Stated task: Wherever the string "this" appears, copy the whole line.

[Recorded data]
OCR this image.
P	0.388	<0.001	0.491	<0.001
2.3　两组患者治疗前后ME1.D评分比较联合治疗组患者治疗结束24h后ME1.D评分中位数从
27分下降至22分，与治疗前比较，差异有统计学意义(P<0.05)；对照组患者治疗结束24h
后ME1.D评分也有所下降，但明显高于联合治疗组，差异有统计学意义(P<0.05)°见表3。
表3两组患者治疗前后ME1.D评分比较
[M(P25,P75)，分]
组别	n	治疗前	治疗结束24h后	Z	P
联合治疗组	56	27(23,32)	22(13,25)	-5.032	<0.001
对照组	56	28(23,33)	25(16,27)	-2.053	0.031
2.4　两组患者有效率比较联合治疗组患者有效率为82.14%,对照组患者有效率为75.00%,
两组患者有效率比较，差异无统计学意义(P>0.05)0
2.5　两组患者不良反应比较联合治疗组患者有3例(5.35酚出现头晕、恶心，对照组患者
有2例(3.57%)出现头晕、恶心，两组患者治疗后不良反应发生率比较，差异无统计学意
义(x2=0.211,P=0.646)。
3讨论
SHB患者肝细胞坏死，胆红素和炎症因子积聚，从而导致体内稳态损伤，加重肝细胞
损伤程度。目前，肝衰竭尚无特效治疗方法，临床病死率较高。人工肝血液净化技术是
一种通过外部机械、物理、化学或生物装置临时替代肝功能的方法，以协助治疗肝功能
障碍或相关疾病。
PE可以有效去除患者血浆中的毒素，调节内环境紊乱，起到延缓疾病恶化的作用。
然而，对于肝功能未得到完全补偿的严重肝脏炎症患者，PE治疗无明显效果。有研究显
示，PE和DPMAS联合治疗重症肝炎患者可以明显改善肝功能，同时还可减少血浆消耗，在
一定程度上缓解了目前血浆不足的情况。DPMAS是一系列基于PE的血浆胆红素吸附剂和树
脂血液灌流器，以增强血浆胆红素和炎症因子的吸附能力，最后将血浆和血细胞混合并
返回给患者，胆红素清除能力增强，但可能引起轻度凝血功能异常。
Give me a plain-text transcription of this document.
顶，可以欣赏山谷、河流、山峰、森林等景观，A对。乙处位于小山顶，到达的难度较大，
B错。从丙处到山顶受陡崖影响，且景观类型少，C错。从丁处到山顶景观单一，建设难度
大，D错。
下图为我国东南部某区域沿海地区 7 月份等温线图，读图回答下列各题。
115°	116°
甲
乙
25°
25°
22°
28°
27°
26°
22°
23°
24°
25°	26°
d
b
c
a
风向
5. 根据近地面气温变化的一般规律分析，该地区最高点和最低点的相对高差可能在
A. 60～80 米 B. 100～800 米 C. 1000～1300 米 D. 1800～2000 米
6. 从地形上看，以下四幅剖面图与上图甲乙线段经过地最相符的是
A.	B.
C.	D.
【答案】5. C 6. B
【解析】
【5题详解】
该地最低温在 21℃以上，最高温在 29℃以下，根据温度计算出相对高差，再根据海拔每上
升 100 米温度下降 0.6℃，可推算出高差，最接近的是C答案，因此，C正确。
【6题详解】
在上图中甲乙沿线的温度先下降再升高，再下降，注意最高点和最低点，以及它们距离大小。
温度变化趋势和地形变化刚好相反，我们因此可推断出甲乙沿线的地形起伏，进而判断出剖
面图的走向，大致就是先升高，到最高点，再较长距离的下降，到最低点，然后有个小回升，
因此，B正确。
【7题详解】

Reply to the task:
OCR this image.
Give me a plain-text transcription of this document.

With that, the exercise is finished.